• Direction
All lines featuring the string "Normal" are to be listed.

• Working data
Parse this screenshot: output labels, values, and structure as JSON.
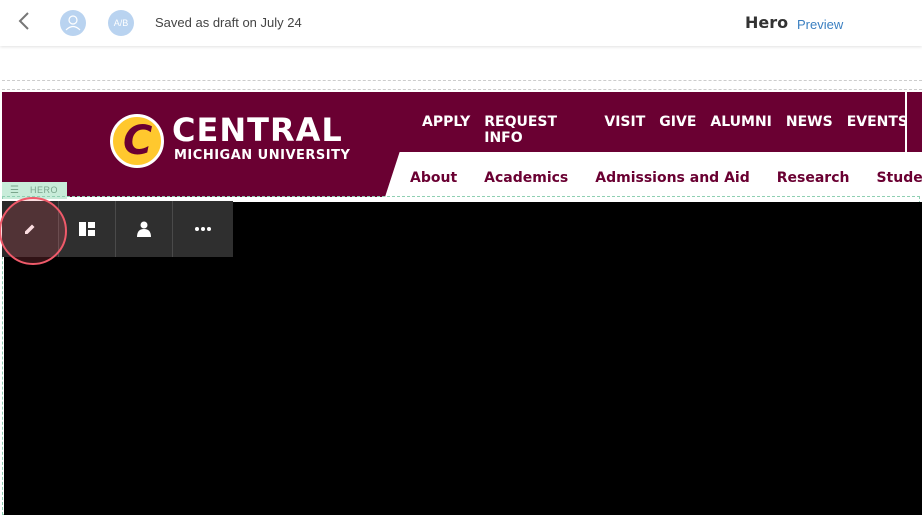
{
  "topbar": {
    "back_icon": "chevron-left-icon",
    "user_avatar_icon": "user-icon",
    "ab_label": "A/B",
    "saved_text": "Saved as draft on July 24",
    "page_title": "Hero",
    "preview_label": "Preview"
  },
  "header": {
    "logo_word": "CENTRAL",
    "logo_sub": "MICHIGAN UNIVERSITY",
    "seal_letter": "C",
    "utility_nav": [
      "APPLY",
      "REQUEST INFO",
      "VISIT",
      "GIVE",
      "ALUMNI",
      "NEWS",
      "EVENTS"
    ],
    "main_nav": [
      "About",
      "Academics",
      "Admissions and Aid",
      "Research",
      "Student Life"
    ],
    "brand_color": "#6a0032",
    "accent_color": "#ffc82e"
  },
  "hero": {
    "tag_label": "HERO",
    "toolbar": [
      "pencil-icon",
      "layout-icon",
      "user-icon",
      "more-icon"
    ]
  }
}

...

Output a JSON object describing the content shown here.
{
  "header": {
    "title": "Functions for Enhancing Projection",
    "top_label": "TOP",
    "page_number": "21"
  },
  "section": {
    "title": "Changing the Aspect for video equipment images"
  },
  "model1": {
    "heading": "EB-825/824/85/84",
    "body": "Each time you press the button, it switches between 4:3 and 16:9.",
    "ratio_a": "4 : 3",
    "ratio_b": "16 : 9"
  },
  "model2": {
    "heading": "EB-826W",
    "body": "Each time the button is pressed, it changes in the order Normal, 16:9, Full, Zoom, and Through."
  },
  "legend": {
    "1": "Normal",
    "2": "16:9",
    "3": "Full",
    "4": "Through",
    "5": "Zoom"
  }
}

==

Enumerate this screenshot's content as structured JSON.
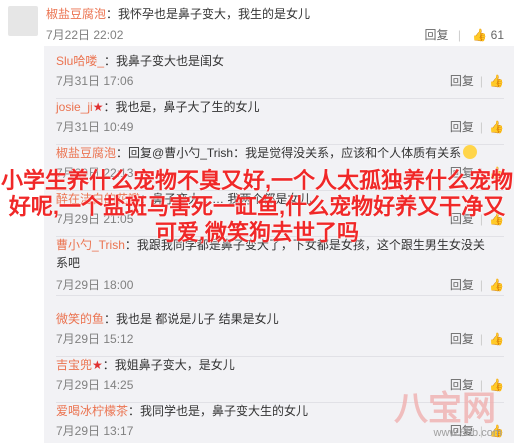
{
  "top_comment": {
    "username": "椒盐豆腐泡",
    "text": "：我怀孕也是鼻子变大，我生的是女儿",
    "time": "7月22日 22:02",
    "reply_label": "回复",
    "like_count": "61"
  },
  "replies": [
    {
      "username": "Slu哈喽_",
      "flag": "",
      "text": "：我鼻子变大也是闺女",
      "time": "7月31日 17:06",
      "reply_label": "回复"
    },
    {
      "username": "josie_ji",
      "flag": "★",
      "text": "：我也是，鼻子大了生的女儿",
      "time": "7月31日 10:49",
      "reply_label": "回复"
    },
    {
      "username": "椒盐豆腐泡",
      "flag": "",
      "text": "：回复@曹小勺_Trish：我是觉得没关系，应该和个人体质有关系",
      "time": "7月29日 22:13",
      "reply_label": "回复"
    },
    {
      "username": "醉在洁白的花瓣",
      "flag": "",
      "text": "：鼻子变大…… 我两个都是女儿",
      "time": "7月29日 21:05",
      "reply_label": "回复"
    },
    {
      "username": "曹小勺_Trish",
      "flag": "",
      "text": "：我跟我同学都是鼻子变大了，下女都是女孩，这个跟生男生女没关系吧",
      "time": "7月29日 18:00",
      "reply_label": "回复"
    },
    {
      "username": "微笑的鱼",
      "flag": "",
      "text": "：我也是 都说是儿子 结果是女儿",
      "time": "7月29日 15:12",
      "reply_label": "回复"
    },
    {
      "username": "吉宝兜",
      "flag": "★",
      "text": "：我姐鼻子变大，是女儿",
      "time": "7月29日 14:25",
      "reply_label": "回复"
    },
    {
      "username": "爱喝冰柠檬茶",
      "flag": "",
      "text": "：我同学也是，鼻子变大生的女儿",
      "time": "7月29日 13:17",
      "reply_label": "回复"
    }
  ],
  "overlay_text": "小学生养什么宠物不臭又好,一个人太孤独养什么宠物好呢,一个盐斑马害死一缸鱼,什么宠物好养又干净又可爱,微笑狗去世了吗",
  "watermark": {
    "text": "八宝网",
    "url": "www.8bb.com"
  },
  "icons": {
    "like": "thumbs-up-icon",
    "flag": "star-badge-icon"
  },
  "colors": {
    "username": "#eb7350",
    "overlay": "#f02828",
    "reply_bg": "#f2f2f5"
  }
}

• Task answer
    "body": "Each time the button is pressed, it changes in the order Normal, 16:9, Full, Zoom, and Through."
    "1": "Normal",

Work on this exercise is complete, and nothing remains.